> [AIM OF THE TASK] Where a line of the listing below includes the word "this", reproduce that line.

> [EXTRACTED ENTRIES]

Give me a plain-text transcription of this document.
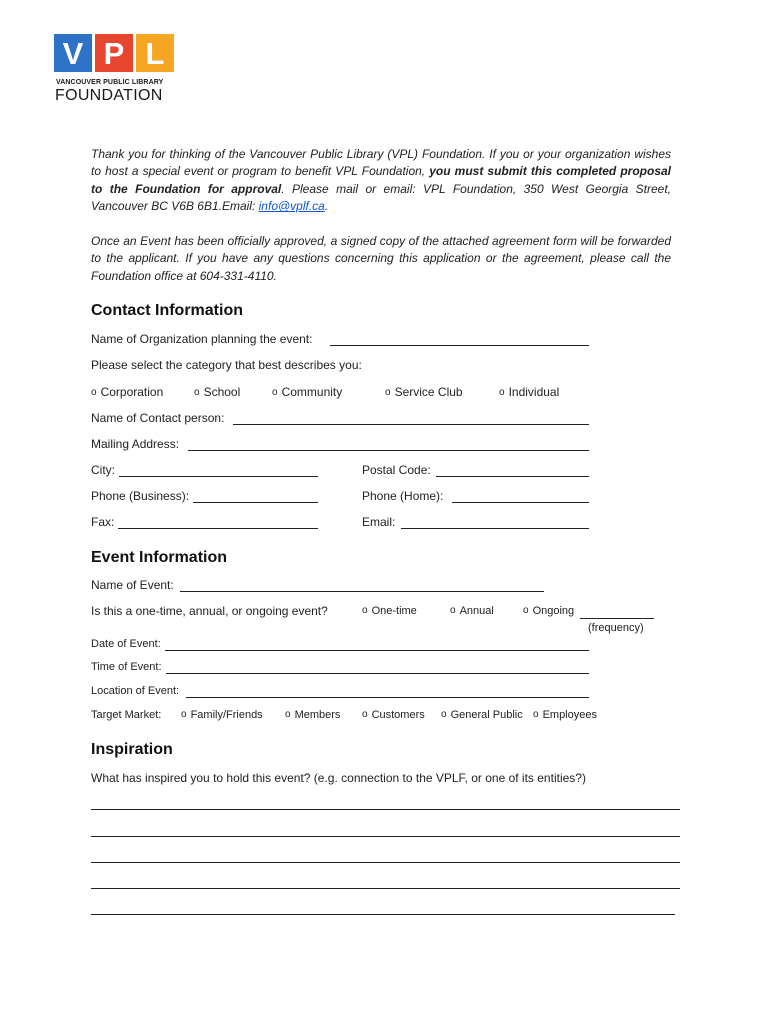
V P L
VANCOUVER PUBLIC LIBRARY
FOUNDATION
Thank you for thinking of the Vancouver Public Library (VPL) Foundation. If you or your organization wishes to host a special event or program to benefit VPL Foundation, you must submit this completed proposal to the Foundation for approval. Please mail or email: VPL Foundation, 350 West Georgia Street, Vancouver BC V6B 6B1.Email: info@vplf.ca.
Once an Event has been officially approved, a signed copy of the attached agreement form will be forwarded to the applicant. If you have any questions concerning this application or the agreement, please call the Foundation office at 604-331-4110.
Contact Information
Name of Organization planning the event:
Please select the category that best describes you:
o Corporation	o School	o Community	o Service Club	o Individual
Name of Contact person:
Mailing Address:
City:	Postal Code:
Phone (Business):	Phone (Home):
Fax:	Email:
Event Information
Name of Event:
Is this a one-time, annual, or ongoing event?	o One-time	o Annual	o Ongoing
(frequency)
Date of Event:
Time of Event:
Location of Event:
Target Market: o Family/Friends o Members o Customers o General Public o Employees
Inspiration
What has inspired you to hold this event? (e.g. connection to the VPLF, or one of its entities?)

> [SOLUTION TO THE EXERCISE]
Give me a plain-text transcription of this document.
Thank you for thinking of the Vancouver Public Library (VPL) Foundation. If you or your organization wishes to host a special event or program to benefit VPL Foundation, you must submit this completed proposal to the Foundation for approval. Please mail or email: VPL Foundation, 350 West Georgia Street, Vancouver BC V6B 6B1.Email: info@vplf.ca.
Once an Event has been officially approved, a signed copy of the attached agreement form will be forwarded to the applicant. If you have any questions concerning this application or the agreement, please call the Foundation office at 604-331-4110.
Is this a one-time, annual, or ongoing event?	o One-time	o Annual	o Ongoing
What has inspired you to hold this event? (e.g. connection to the VPLF, or one of its entities?)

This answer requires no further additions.